_The task_
Across the entries below, how many lines contain the string "content"? Give only the count.

Records that describe figures:
=====
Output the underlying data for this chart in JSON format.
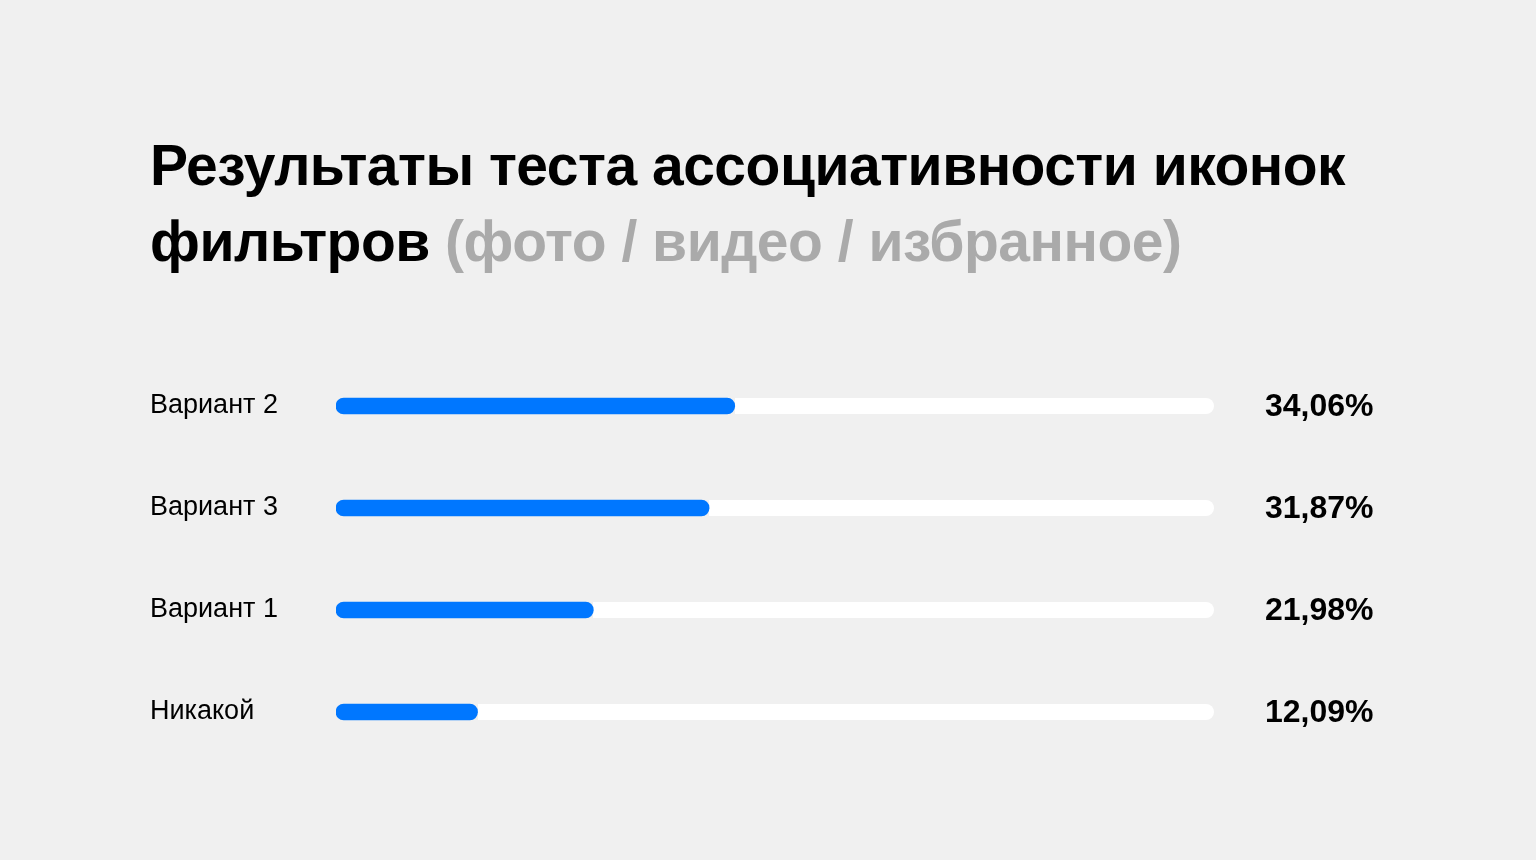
{
  "chart_data": {
    "type": "bar",
    "orientation": "horizontal",
    "title": "Результаты теста ассоциативности иконок фильтров (фото / видео / избранное)",
    "categories": [
      "Вариант 2",
      "Вариант 3",
      "Вариант 1",
      "Никакой"
    ],
    "values": [
      34.06,
      31.87,
      21.98,
      12.09
    ],
    "color": "#0077ff",
    "value_labels": [
      "34,06%",
      "31,87%",
      "21,98%",
      "12,09%"
    ],
    "xlim": [
      0,
      75
    ],
    "tick_labels": "y"
  }
}
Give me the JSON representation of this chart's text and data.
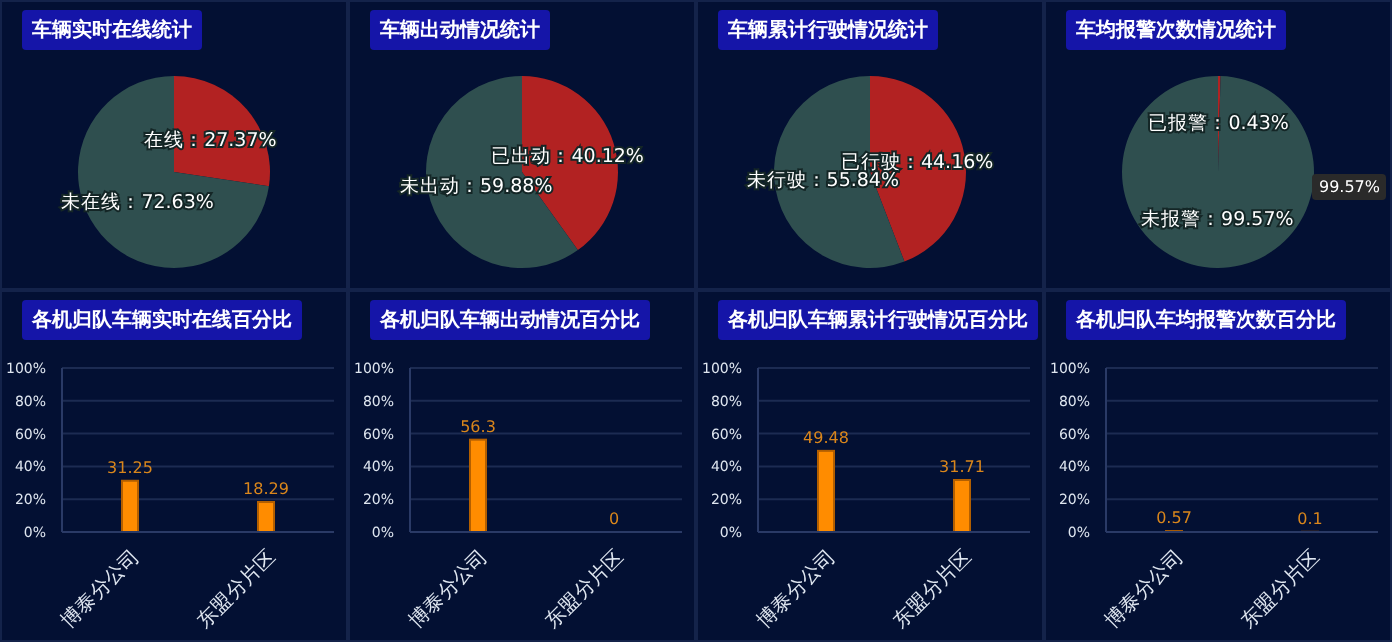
{
  "chart_data": [
    {
      "type": "pie",
      "title": "车辆实时在线统计",
      "categories": [
        "在线",
        "未在线"
      ],
      "values": [
        27.37,
        72.63
      ],
      "colors": [
        "#b22222",
        "#2f4f4f"
      ],
      "value_labels": [
        "27.37%",
        "72.63%"
      ]
    },
    {
      "type": "pie",
      "title": "车辆出动情况统计",
      "categories": [
        "已出动",
        "未出动"
      ],
      "values": [
        40.12,
        59.88
      ],
      "colors": [
        "#b22222",
        "#2f4f4f"
      ],
      "value_labels": [
        "40.12%",
        "59.88%"
      ]
    },
    {
      "type": "pie",
      "title": "车辆累计行驶情况统计",
      "categories": [
        "已行驶",
        "未行驶"
      ],
      "values": [
        44.16,
        55.84
      ],
      "colors": [
        "#b22222",
        "#2f4f4f"
      ],
      "value_labels": [
        "44.16%",
        "55.84%"
      ]
    },
    {
      "type": "pie",
      "title": "车均报警次数情况统计",
      "categories": [
        "已报警",
        "未报警"
      ],
      "values": [
        0.43,
        99.57
      ],
      "colors": [
        "#b22222",
        "#2f4f4f"
      ],
      "value_labels": [
        "0.43%",
        "99.57%"
      ],
      "annotations": [
        "99.57%"
      ]
    },
    {
      "type": "bar",
      "title": "各机归队车辆实时在线百分比",
      "categories": [
        "博泰分公司",
        "东盟分片区"
      ],
      "values": [
        31.25,
        18.29
      ],
      "color": "#ff8c00",
      "ylim": [
        0,
        100
      ],
      "yticks": [
        {
          "value": 0,
          "label": "0%"
        },
        {
          "value": 20,
          "label": "20%"
        },
        {
          "value": 40,
          "label": "40%"
        },
        {
          "value": 60,
          "label": "60%"
        },
        {
          "value": 80,
          "label": "80%"
        },
        {
          "value": 100,
          "label": "100%"
        }
      ],
      "grid": "y",
      "data_labels": true
    },
    {
      "type": "bar",
      "title": "各机归队车辆出动情况百分比",
      "categories": [
        "博泰分公司",
        "东盟分片区"
      ],
      "values": [
        56.3,
        0
      ],
      "color": "#ff8c00",
      "ylim": [
        0,
        100
      ],
      "yticks": [
        {
          "value": 0,
          "label": "0%"
        },
        {
          "value": 20,
          "label": "20%"
        },
        {
          "value": 40,
          "label": "40%"
        },
        {
          "value": 60,
          "label": "60%"
        },
        {
          "value": 80,
          "label": "80%"
        },
        {
          "value": 100,
          "label": "100%"
        }
      ],
      "grid": "y",
      "data_labels": true
    },
    {
      "type": "bar",
      "title": "各机归队车辆累计行驶情况百分比",
      "categories": [
        "博泰分公司",
        "东盟分片区"
      ],
      "values": [
        49.48,
        31.71
      ],
      "color": "#ff8c00",
      "ylim": [
        0,
        100
      ],
      "yticks": [
        {
          "value": 0,
          "label": "0%"
        },
        {
          "value": 20,
          "label": "20%"
        },
        {
          "value": 40,
          "label": "40%"
        },
        {
          "value": 60,
          "label": "60%"
        },
        {
          "value": 80,
          "label": "80%"
        },
        {
          "value": 100,
          "label": "100%"
        }
      ],
      "grid": "y",
      "data_labels": true
    },
    {
      "type": "bar",
      "title": "各机归队车均报警次数百分比",
      "categories": [
        "博泰分公司",
        "东盟分片区"
      ],
      "values": [
        0.57,
        0.1
      ],
      "color": "#ff8c00",
      "ylim": [
        0,
        100
      ],
      "yticks": [
        {
          "value": 0,
          "label": "0%"
        },
        {
          "value": 20,
          "label": "20%"
        },
        {
          "value": 40,
          "label": "40%"
        },
        {
          "value": 60,
          "label": "60%"
        },
        {
          "value": 80,
          "label": "80%"
        },
        {
          "value": 100,
          "label": "100%"
        }
      ],
      "grid": "y",
      "data_labels": true
    }
  ]
}
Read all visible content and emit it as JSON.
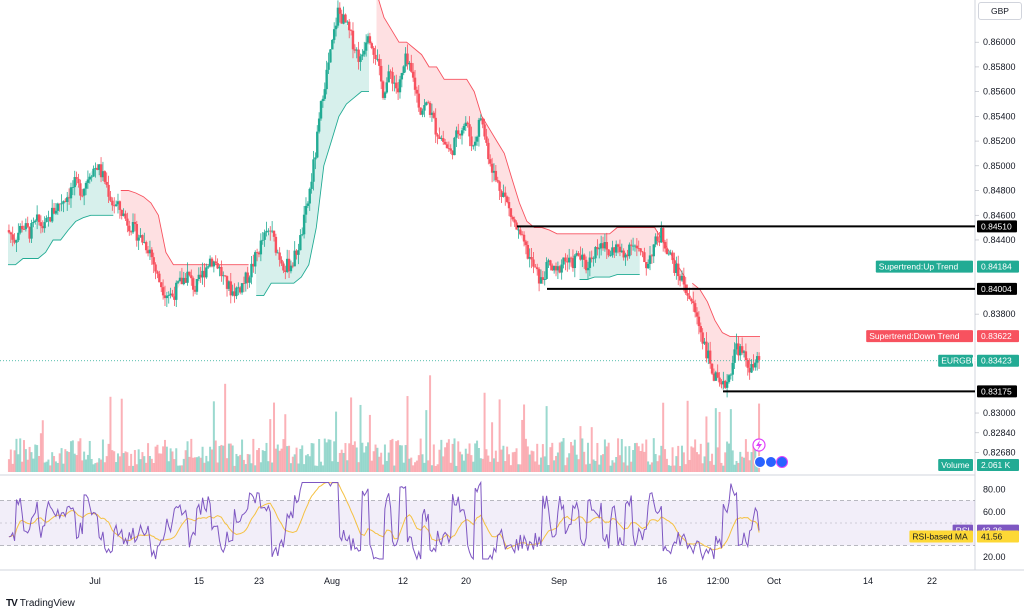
{
  "currency": "GBP",
  "logo_text": "TradingView",
  "price_axis": {
    "ticks": [
      "0.86000",
      "0.85800",
      "0.85600",
      "0.85400",
      "0.85200",
      "0.85000",
      "0.84800",
      "0.84600",
      "0.84400",
      "0.83800",
      "0.83000",
      "0.82840",
      "0.82680"
    ]
  },
  "time_axis": {
    "ticks": [
      "Jul",
      "15",
      "23",
      "Aug",
      "12",
      "20",
      "Sep",
      "16",
      "12:00",
      "Oct",
      "14",
      "22"
    ]
  },
  "horizontal_levels": [
    {
      "label": "0.84510",
      "value": 0.8451
    },
    {
      "label": "0.84004",
      "value": 0.84004
    },
    {
      "label": "0.83175",
      "value": 0.83175
    }
  ],
  "badges": {
    "supertrend_up": {
      "title": "Supertrend:Up Trend",
      "value": "0.84184",
      "color": "#22ab94"
    },
    "supertrend_down": {
      "title": "Supertrend:Down Trend",
      "value": "0.83622",
      "color": "#f7525f"
    },
    "symbol": {
      "title": "EURGBP",
      "value": "0.83423",
      "color": "#22ab94"
    },
    "volume": {
      "title": "Volume",
      "value": "2.061 K",
      "color": "#22ab94"
    },
    "rsi": {
      "title": "RSI",
      "value": "43.26",
      "color": "#7e57c2"
    },
    "rsi_ma": {
      "title": "RSI-based MA",
      "value": "41.56",
      "color": "#fdd835"
    }
  },
  "rsi_axis": {
    "ticks": [
      "80.00",
      "60.00",
      "20.00"
    ]
  },
  "colors": {
    "up": "#22ab94",
    "down": "#f7525f",
    "rsi": "#7e57c2",
    "rsi_ma": "#f5c142",
    "level": "#000000"
  },
  "chart_data": {
    "type": "candlestick",
    "symbol": "EURGBP",
    "ylim": [
      0.8262,
      0.8622
    ],
    "price_path": [
      0.8448,
      0.8441,
      0.8452,
      0.8446,
      0.8455,
      0.845,
      0.8462,
      0.847,
      0.8476,
      0.8485,
      0.848,
      0.8495,
      0.85,
      0.8488,
      0.847,
      0.8465,
      0.8455,
      0.8447,
      0.844,
      0.8432,
      0.841,
      0.8398,
      0.8395,
      0.8405,
      0.8412,
      0.84,
      0.8412,
      0.8425,
      0.842,
      0.8405,
      0.8398,
      0.8402,
      0.841,
      0.8425,
      0.844,
      0.8448,
      0.843,
      0.8418,
      0.8422,
      0.844,
      0.847,
      0.851,
      0.856,
      0.859,
      0.8625,
      0.8615,
      0.86,
      0.8585,
      0.861,
      0.859,
      0.856,
      0.8575,
      0.856,
      0.8585,
      0.857,
      0.8545,
      0.855,
      0.853,
      0.852,
      0.851,
      0.8528,
      0.8535,
      0.8515,
      0.854,
      0.851,
      0.8488,
      0.8478,
      0.846,
      0.8445,
      0.8432,
      0.8418,
      0.8406,
      0.842,
      0.8412,
      0.8425,
      0.842,
      0.8428,
      0.8418,
      0.843,
      0.844,
      0.8428,
      0.8435,
      0.8425,
      0.844,
      0.843,
      0.842,
      0.8435,
      0.8445,
      0.843,
      0.8415,
      0.8405,
      0.839,
      0.8372,
      0.835,
      0.833,
      0.8318,
      0.833,
      0.8355,
      0.8345,
      0.8335,
      0.8342
    ],
    "supertrend": [
      {
        "from": 0,
        "to": 14,
        "trend": "up",
        "values": [
          0.842,
          0.842,
          0.8425,
          0.8425,
          0.8425,
          0.843,
          0.844,
          0.844,
          0.8448,
          0.8455,
          0.8458,
          0.846,
          0.846,
          0.846,
          0.846
        ]
      },
      {
        "from": 15,
        "to": 32,
        "trend": "down",
        "values": [
          0.848,
          0.848,
          0.8478,
          0.8475,
          0.847,
          0.846,
          0.843,
          0.842,
          0.842,
          0.842,
          0.842,
          0.842,
          0.842,
          0.842,
          0.842,
          0.842,
          0.842,
          0.842
        ]
      },
      {
        "from": 33,
        "to": 48,
        "trend": "up",
        "values": [
          0.8395,
          0.8395,
          0.8405,
          0.8405,
          0.8405,
          0.8405,
          0.841,
          0.842,
          0.845,
          0.85,
          0.852,
          0.854,
          0.855,
          0.8555,
          0.856,
          0.856
        ]
      },
      {
        "from": 49,
        "to": 90,
        "trend": "down",
        "values": [
          0.864,
          0.862,
          0.861,
          0.86,
          0.86,
          0.8595,
          0.859,
          0.858,
          0.858,
          0.857,
          0.857,
          0.857,
          0.857,
          0.856,
          0.854,
          0.853,
          0.852,
          0.851,
          0.849,
          0.847,
          0.8455,
          0.845,
          0.845,
          0.8448,
          0.8445,
          0.8445,
          0.8445,
          0.8445,
          0.8445,
          0.8445,
          0.8445,
          0.8445,
          0.845,
          0.845,
          0.845,
          0.845,
          0.845,
          0.845,
          0.844,
          0.843,
          0.842,
          0.841
        ]
      },
      {
        "from": 76,
        "to": 84,
        "trend": "up",
        "values": [
          0.8408,
          0.8408,
          0.841,
          0.841,
          0.841,
          0.8412,
          0.8412,
          0.8412,
          0.8412
        ]
      },
      {
        "from": 91,
        "to": 100,
        "trend": "down",
        "values": [
          0.8405,
          0.84,
          0.839,
          0.8375,
          0.8365,
          0.8362,
          0.8362,
          0.8362,
          0.8362,
          0.8362
        ]
      }
    ],
    "rsi_ylim": [
      10,
      90
    ],
    "rsi_bands": {
      "upper": 70,
      "lower": 30
    }
  }
}
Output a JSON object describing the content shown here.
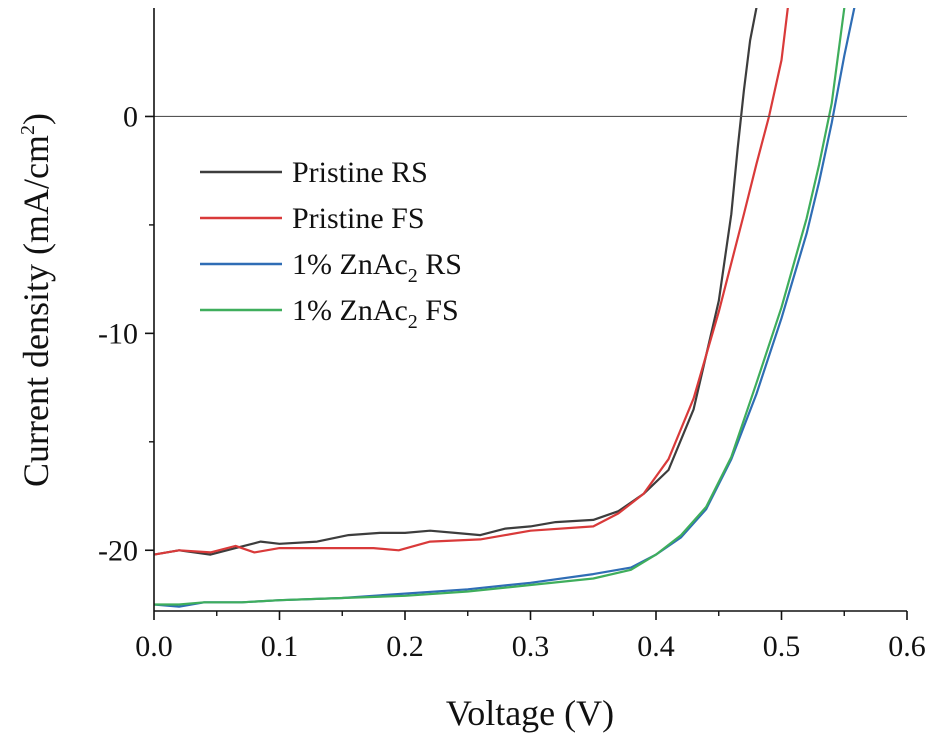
=====
_Final answer_
2